* Exercise brief: Leaving out the pictures, retype all the material exactly.

* Exercise material:
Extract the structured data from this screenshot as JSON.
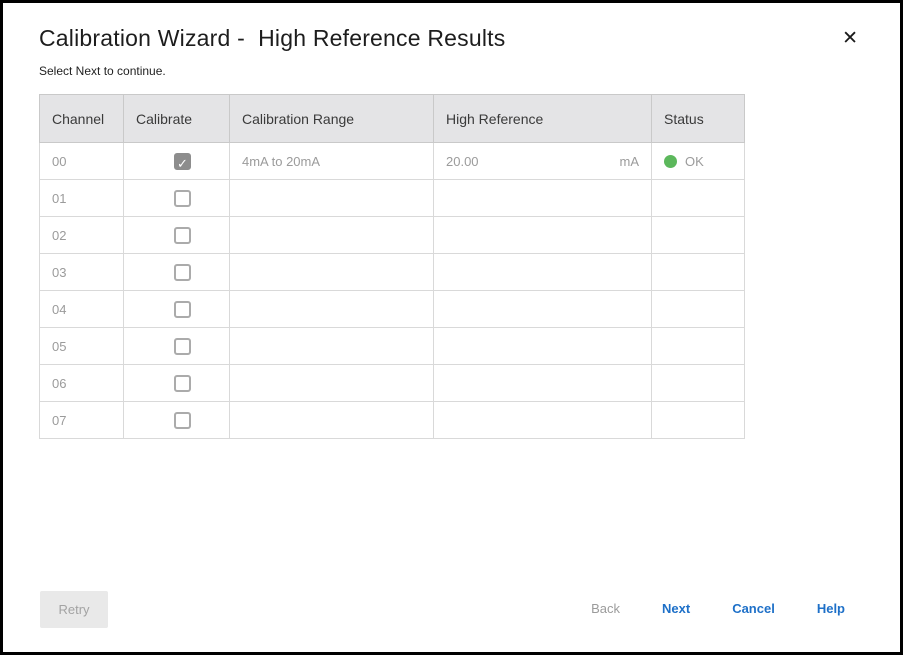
{
  "dialog": {
    "title": "Calibration Wizard -  High Reference Results",
    "close_glyph": "✕",
    "subtitle": "Select Next to continue."
  },
  "table": {
    "columns": [
      "Channel",
      "Calibrate",
      "Calibration Range",
      "High Reference",
      "Status"
    ],
    "rows": [
      {
        "channel": "00",
        "calibrate": true,
        "range": "4mA to 20mA",
        "high_reference": "20.00",
        "unit": "mA",
        "status": "OK"
      },
      {
        "channel": "01",
        "calibrate": false,
        "range": "",
        "high_reference": "",
        "unit": "",
        "status": ""
      },
      {
        "channel": "02",
        "calibrate": false,
        "range": "",
        "high_reference": "",
        "unit": "",
        "status": ""
      },
      {
        "channel": "03",
        "calibrate": false,
        "range": "",
        "high_reference": "",
        "unit": "",
        "status": ""
      },
      {
        "channel": "04",
        "calibrate": false,
        "range": "",
        "high_reference": "",
        "unit": "",
        "status": ""
      },
      {
        "channel": "05",
        "calibrate": false,
        "range": "",
        "high_reference": "",
        "unit": "",
        "status": ""
      },
      {
        "channel": "06",
        "calibrate": false,
        "range": "",
        "high_reference": "",
        "unit": "",
        "status": ""
      },
      {
        "channel": "07",
        "calibrate": false,
        "range": "",
        "high_reference": "",
        "unit": "",
        "status": ""
      }
    ]
  },
  "footer": {
    "retry_label": "Retry",
    "back_label": "Back",
    "next_label": "Next",
    "cancel_label": "Cancel",
    "help_label": "Help"
  },
  "colors": {
    "title_text": "#1d1d1d",
    "header_bg": "#e4e4e6",
    "header_text": "#3a3a3a",
    "muted_text": "#9b9b9b",
    "cell_border": "#d9d9d9",
    "outer_border": "#a9a9a9",
    "status_ok": "#5cb85c",
    "link_blue": "#1e70c8",
    "disabled_text": "#a3a3a3",
    "retry_bg": "#e9e9e9"
  }
}
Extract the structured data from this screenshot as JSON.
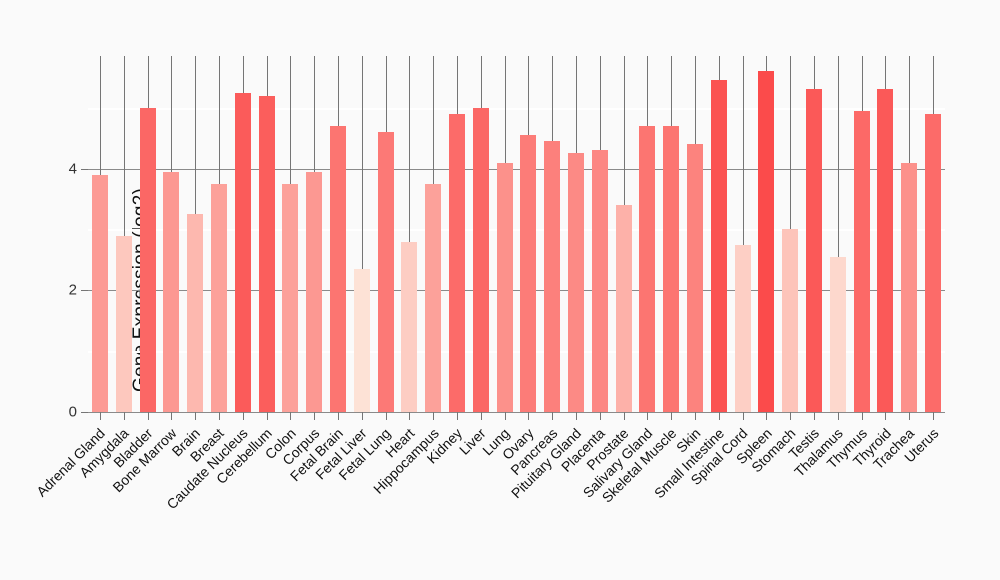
{
  "chart_data": {
    "type": "bar",
    "title": "",
    "xlabel": "",
    "ylabel": "Gene Expression (log2)",
    "ylim": [
      0,
      5.85
    ],
    "yticks_major": [
      0,
      2,
      4
    ],
    "yticks_minor": [
      1,
      3,
      5
    ],
    "grid": "horizontal major gray, horizontal minor white, vertical needle line per category",
    "legend_position": "none",
    "categories": [
      "Adrenal Gland",
      "Amygdala",
      "Bladder",
      "Bone Marrow",
      "Brain",
      "Breast",
      "Caudate Nucleus",
      "Cerebellum",
      "Colon",
      "Corpus",
      "Fetal Brain",
      "Fetal Liver",
      "Fetal Lung",
      "Heart",
      "Hippocampus",
      "Kidney",
      "Liver",
      "Lung",
      "Ovary",
      "Pancreas",
      "Pituitary Gland",
      "Placenta",
      "Prostate",
      "Salivary Gland",
      "Skeletal Muscle",
      "Skin",
      "Small Intestine",
      "Spinal Cord",
      "Spleen",
      "Stomach",
      "Testis",
      "Thalamus",
      "Thymus",
      "Thyroid",
      "Trachea",
      "Uterus"
    ],
    "values": [
      3.9,
      2.9,
      5.0,
      3.95,
      3.25,
      3.75,
      5.25,
      5.2,
      3.75,
      3.95,
      4.7,
      2.35,
      4.6,
      2.8,
      3.75,
      4.9,
      5.0,
      4.1,
      4.55,
      4.45,
      4.25,
      4.3,
      3.4,
      4.7,
      4.7,
      4.4,
      5.45,
      2.75,
      5.6,
      3.0,
      5.3,
      2.55,
      4.95,
      5.3,
      4.1,
      4.9
    ],
    "bar_colors": [
      "#fc9a94",
      "#fdc8be",
      "#fb6765",
      "#fc9892",
      "#fdb8af",
      "#fca19a",
      "#fb5b5a",
      "#fb5e5c",
      "#fca19a",
      "#fc9892",
      "#fc7571",
      "#fde2d6",
      "#fc7976",
      "#fdcdc3",
      "#fca19a",
      "#fc6b69",
      "#fb6765",
      "#fc918b",
      "#fc7c78",
      "#fc807c",
      "#fc8a85",
      "#fc8783",
      "#fdb1a9",
      "#fc7571",
      "#fc7571",
      "#fc837e",
      "#fb5251",
      "#fdcfc5",
      "#fb4b4b",
      "#fdc4ba",
      "#fb5958",
      "#fdd8cd",
      "#fc6967",
      "#fb5958",
      "#fc918b",
      "#fc6b69"
    ],
    "color_gradient": {
      "low_value": 2.35,
      "low_color": "#fde2d6",
      "high_value": 5.6,
      "high_color": "#fb4b4b"
    }
  },
  "colors": {
    "background": "#fafafa",
    "grid_major": "#8a8a8a",
    "grid_minor": "#ffffff",
    "needle_line": "#757575",
    "axis_text": "#333333",
    "label_text": "#111111"
  }
}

* Response to the task:
Extract the structured data from this screenshot as JSON.
{
  "dialog": {
    "title": "Calibration Wizard -  High Reference Results",
    "close_glyph": "✕",
    "subtitle": "Select Next to continue."
  },
  "table": {
    "columns": [
      "Channel",
      "Calibrate",
      "Calibration Range",
      "High Reference",
      "Status"
    ],
    "rows": [
      {
        "channel": "00",
        "calibrate": true,
        "range": "4mA to 20mA",
        "high_reference": "20.00",
        "unit": "mA",
        "status": "OK"
      },
      {
        "channel": "01",
        "calibrate": false,
        "range": "",
        "high_reference": "",
        "unit": "",
        "status": ""
      },
      {
        "channel": "02",
        "calibrate": false,
        "range": "",
        "high_reference": "",
        "unit": "",
        "status": ""
      },
      {
        "channel": "03",
        "calibrate": false,
        "range": "",
        "high_reference": "",
        "unit": "",
        "status": ""
      },
      {
        "channel": "04",
        "calibrate": false,
        "range": "",
        "high_reference": "",
        "unit": "",
        "status": ""
      },
      {
        "channel": "05",
        "calibrate": false,
        "range": "",
        "high_reference": "",
        "unit": "",
        "status": ""
      },
      {
        "channel": "06",
        "calibrate": false,
        "range": "",
        "high_reference": "",
        "unit": "",
        "status": ""
      },
      {
        "channel": "07",
        "calibrate": false,
        "range": "",
        "high_reference": "",
        "unit": "",
        "status": ""
      }
    ]
  },
  "footer": {
    "retry_label": "Retry",
    "back_label": "Back",
    "next_label": "Next",
    "cancel_label": "Cancel",
    "help_label": "Help"
  },
  "colors": {
    "title_text": "#1d1d1d",
    "header_bg": "#e4e4e6",
    "header_text": "#3a3a3a",
    "muted_text": "#9b9b9b",
    "cell_border": "#d9d9d9",
    "outer_border": "#a9a9a9",
    "status_ok": "#5cb85c",
    "link_blue": "#1e70c8",
    "disabled_text": "#a3a3a3",
    "retry_bg": "#e9e9e9"
  }
}
Extract the structured data from this screenshot as JSON.
{
  "chart_data": {
    "type": "bar",
    "title": "",
    "xlabel": "",
    "ylabel": "Gene Expression (log2)",
    "ylim": [
      0,
      5.85
    ],
    "yticks_major": [
      0,
      2,
      4
    ],
    "yticks_minor": [
      1,
      3,
      5
    ],
    "grid": "horizontal major gray, horizontal minor white, vertical needle line per category",
    "legend_position": "none",
    "categories": [
      "Adrenal Gland",
      "Amygdala",
      "Bladder",
      "Bone Marrow",
      "Brain",
      "Breast",
      "Caudate Nucleus",
      "Cerebellum",
      "Colon",
      "Corpus",
      "Fetal Brain",
      "Fetal Liver",
      "Fetal Lung",
      "Heart",
      "Hippocampus",
      "Kidney",
      "Liver",
      "Lung",
      "Ovary",
      "Pancreas",
      "Pituitary Gland",
      "Placenta",
      "Prostate",
      "Salivary Gland",
      "Skeletal Muscle",
      "Skin",
      "Small Intestine",
      "Spinal Cord",
      "Spleen",
      "Stomach",
      "Testis",
      "Thalamus",
      "Thymus",
      "Thyroid",
      "Trachea",
      "Uterus"
    ],
    "values": [
      3.9,
      2.9,
      5.0,
      3.95,
      3.25,
      3.75,
      5.25,
      5.2,
      3.75,
      3.95,
      4.7,
      2.35,
      4.6,
      2.8,
      3.75,
      4.9,
      5.0,
      4.1,
      4.55,
      4.45,
      4.25,
      4.3,
      3.4,
      4.7,
      4.7,
      4.4,
      5.45,
      2.75,
      5.6,
      3.0,
      5.3,
      2.55,
      4.95,
      5.3,
      4.1,
      4.9
    ],
    "bar_colors": [
      "#fc9a94",
      "#fdc8be",
      "#fb6765",
      "#fc9892",
      "#fdb8af",
      "#fca19a",
      "#fb5b5a",
      "#fb5e5c",
      "#fca19a",
      "#fc9892",
      "#fc7571",
      "#fde2d6",
      "#fc7976",
      "#fdcdc3",
      "#fca19a",
      "#fc6b69",
      "#fb6765",
      "#fc918b",
      "#fc7c78",
      "#fc807c",
      "#fc8a85",
      "#fc8783",
      "#fdb1a9",
      "#fc7571",
      "#fc7571",
      "#fc837e",
      "#fb5251",
      "#fdcfc5",
      "#fb4b4b",
      "#fdc4ba",
      "#fb5958",
      "#fdd8cd",
      "#fc6967",
      "#fb5958",
      "#fc918b",
      "#fc6b69"
    ],
    "color_gradient": {
      "low_value": 2.35,
      "low_color": "#fde2d6",
      "high_value": 5.6,
      "high_color": "#fb4b4b"
    }
  },
  "colors": {
    "background": "#fafafa",
    "grid_major": "#8a8a8a",
    "grid_minor": "#ffffff",
    "needle_line": "#757575",
    "axis_text": "#333333",
    "label_text": "#111111"
  }
}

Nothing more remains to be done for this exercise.